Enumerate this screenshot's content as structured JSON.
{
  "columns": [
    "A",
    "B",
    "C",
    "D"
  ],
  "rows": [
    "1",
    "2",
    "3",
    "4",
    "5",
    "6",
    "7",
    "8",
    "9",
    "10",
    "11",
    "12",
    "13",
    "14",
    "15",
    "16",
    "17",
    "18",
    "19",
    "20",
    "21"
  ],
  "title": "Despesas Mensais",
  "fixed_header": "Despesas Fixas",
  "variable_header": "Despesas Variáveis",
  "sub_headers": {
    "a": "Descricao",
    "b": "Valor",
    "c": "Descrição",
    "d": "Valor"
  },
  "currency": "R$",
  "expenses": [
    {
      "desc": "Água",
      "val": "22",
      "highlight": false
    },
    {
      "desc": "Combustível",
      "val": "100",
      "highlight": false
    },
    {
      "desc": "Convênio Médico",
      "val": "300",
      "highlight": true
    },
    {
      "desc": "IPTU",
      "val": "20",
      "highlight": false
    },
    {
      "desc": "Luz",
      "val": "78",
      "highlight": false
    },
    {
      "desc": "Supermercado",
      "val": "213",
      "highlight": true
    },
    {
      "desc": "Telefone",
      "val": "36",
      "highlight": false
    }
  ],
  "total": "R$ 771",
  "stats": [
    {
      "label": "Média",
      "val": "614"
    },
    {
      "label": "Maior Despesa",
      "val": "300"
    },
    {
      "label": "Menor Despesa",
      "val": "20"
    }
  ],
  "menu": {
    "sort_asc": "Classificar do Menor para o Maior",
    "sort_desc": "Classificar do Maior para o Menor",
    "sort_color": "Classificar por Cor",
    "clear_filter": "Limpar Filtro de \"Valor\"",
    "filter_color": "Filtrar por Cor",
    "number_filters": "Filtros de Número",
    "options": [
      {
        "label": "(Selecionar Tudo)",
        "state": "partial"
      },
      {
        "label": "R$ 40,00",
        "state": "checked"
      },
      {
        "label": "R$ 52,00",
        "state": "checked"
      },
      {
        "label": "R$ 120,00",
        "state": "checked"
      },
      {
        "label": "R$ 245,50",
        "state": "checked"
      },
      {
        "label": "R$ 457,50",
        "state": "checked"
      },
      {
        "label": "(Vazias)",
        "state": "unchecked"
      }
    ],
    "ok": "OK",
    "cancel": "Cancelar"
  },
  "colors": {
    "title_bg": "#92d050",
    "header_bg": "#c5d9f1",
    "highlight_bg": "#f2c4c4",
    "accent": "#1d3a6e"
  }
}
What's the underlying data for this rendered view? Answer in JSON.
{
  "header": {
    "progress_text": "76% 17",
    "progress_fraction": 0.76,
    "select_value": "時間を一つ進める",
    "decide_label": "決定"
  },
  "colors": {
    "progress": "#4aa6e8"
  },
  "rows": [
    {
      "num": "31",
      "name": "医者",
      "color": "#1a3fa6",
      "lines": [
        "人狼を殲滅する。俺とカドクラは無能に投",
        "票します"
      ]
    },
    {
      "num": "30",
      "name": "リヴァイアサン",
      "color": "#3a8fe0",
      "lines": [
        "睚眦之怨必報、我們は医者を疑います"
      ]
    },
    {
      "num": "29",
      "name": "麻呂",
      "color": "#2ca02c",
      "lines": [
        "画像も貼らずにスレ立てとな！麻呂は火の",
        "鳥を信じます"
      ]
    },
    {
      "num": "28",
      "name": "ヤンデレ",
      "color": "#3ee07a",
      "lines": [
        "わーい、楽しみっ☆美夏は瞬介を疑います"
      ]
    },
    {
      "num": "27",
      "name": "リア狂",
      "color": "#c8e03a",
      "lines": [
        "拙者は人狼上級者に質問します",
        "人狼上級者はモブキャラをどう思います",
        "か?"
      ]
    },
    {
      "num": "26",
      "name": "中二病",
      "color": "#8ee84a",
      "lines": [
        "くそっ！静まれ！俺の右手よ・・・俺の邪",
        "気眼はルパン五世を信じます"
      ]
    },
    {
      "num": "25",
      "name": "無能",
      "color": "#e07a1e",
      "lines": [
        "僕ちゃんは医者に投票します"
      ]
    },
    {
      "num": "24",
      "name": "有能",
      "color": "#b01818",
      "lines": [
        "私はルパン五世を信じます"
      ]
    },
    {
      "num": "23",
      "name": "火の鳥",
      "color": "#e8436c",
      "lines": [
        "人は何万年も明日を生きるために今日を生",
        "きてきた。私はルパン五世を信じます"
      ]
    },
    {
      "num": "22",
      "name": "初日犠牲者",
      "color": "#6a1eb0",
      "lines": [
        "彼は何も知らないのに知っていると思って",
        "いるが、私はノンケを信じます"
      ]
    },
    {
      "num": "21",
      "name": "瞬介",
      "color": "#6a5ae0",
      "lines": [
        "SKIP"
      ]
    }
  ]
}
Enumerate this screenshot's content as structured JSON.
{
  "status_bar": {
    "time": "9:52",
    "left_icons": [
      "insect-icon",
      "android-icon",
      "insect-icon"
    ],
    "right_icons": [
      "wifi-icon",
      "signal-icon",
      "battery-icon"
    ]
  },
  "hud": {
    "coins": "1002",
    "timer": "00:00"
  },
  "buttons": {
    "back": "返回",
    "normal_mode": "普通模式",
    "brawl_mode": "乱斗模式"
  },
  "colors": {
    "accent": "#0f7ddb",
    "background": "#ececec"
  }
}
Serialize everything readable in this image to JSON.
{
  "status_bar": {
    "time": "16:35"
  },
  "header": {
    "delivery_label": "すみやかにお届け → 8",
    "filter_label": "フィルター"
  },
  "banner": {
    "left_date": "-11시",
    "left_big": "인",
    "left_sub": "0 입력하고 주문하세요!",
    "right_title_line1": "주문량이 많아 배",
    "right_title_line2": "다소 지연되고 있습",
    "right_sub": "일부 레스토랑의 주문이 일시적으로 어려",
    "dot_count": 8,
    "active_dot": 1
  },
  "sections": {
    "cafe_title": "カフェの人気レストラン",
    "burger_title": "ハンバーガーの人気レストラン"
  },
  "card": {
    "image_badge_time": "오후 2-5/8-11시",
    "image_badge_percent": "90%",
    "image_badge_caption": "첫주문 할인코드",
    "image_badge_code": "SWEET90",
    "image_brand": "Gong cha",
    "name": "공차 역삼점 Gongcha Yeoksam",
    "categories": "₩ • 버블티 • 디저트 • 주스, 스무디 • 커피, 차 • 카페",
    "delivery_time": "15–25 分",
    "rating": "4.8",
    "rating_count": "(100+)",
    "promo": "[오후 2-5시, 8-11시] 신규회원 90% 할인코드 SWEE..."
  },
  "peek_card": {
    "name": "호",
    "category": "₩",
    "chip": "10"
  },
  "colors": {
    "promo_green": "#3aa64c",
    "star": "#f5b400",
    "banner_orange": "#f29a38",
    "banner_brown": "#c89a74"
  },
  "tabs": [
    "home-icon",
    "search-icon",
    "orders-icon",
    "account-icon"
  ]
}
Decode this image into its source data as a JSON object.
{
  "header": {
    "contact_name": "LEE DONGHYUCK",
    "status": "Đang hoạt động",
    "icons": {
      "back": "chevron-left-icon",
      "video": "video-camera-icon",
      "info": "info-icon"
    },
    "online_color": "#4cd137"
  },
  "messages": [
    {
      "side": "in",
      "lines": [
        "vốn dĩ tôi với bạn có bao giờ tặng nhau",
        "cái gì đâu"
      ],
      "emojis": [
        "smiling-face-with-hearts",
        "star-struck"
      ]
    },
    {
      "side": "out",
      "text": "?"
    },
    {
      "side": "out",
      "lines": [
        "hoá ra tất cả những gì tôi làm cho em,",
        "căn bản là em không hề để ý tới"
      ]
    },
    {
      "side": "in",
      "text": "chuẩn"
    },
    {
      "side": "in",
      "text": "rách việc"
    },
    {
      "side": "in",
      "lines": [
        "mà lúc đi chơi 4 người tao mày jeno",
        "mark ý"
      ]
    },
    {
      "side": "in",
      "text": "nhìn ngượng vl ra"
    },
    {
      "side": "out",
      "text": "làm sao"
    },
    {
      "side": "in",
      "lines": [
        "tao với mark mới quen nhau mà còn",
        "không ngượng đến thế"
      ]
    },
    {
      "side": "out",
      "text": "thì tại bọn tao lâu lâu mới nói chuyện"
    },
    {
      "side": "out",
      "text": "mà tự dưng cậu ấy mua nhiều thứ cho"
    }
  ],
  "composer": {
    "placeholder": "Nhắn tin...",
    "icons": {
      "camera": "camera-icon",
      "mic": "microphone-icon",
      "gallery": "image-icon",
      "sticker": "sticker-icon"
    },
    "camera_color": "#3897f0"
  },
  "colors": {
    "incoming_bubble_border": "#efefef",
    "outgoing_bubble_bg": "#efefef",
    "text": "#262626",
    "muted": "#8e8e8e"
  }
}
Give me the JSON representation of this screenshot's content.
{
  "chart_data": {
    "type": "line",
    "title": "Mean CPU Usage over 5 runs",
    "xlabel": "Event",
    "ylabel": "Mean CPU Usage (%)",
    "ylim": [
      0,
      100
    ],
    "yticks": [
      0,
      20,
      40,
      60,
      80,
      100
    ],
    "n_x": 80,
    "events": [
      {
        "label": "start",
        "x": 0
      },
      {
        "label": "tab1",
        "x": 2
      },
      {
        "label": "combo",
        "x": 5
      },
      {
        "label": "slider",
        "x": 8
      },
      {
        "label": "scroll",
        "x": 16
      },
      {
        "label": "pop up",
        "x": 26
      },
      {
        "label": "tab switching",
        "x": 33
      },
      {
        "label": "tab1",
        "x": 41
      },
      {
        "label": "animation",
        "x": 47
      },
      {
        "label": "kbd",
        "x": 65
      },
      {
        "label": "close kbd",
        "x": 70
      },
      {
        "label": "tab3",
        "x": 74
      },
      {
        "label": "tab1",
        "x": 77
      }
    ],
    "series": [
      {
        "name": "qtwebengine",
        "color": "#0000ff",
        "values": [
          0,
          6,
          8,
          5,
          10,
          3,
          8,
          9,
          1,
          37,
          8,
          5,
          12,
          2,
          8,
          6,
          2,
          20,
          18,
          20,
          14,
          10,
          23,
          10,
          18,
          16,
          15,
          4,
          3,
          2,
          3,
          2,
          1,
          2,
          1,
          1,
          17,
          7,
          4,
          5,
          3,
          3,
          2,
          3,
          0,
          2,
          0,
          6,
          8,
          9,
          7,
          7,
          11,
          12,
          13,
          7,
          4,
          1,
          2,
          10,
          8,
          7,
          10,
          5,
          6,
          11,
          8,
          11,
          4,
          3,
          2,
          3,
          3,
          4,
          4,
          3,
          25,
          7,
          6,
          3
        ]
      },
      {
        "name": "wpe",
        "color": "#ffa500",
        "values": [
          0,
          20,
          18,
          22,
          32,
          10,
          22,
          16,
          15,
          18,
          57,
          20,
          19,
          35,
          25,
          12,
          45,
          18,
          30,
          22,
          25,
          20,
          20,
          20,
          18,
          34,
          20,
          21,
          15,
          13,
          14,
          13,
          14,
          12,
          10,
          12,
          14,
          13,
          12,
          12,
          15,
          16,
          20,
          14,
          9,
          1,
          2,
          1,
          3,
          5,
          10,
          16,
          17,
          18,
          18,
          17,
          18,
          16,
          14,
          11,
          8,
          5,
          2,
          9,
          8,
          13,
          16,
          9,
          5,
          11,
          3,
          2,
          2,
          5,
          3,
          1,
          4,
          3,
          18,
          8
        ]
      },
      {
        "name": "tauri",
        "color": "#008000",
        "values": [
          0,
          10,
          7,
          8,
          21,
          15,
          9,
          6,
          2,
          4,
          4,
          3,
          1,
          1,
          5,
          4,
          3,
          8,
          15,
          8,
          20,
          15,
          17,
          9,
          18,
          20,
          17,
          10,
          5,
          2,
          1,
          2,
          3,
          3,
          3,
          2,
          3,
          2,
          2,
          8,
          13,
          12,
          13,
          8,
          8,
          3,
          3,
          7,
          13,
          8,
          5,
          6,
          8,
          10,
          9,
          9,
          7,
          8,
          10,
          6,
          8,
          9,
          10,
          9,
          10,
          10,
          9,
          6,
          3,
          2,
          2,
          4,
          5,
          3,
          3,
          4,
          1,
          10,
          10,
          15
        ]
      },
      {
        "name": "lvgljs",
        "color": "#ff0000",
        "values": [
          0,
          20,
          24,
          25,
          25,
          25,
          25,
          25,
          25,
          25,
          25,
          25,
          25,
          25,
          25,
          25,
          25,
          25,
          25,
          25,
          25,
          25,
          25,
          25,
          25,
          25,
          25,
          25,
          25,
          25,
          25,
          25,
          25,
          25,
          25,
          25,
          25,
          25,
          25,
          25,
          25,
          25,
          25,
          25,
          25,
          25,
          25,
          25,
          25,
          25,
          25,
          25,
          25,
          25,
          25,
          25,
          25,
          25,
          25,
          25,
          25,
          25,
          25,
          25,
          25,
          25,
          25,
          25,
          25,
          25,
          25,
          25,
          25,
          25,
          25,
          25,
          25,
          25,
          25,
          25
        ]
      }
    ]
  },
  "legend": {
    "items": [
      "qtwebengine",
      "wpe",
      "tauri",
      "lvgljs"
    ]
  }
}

Goal:
Collect each line holding the string "this".

The result:
Enumerate this screenshot's content as structured JSON.
What's the underlying data for this rendered view? Answer in JSON.
Enumerate this screenshot's content as structured JSON.
Serialize everything readable in this image to JSON.
Decode this image into its source data as a JSON object.
Give me the JSON representation of this screenshot's content.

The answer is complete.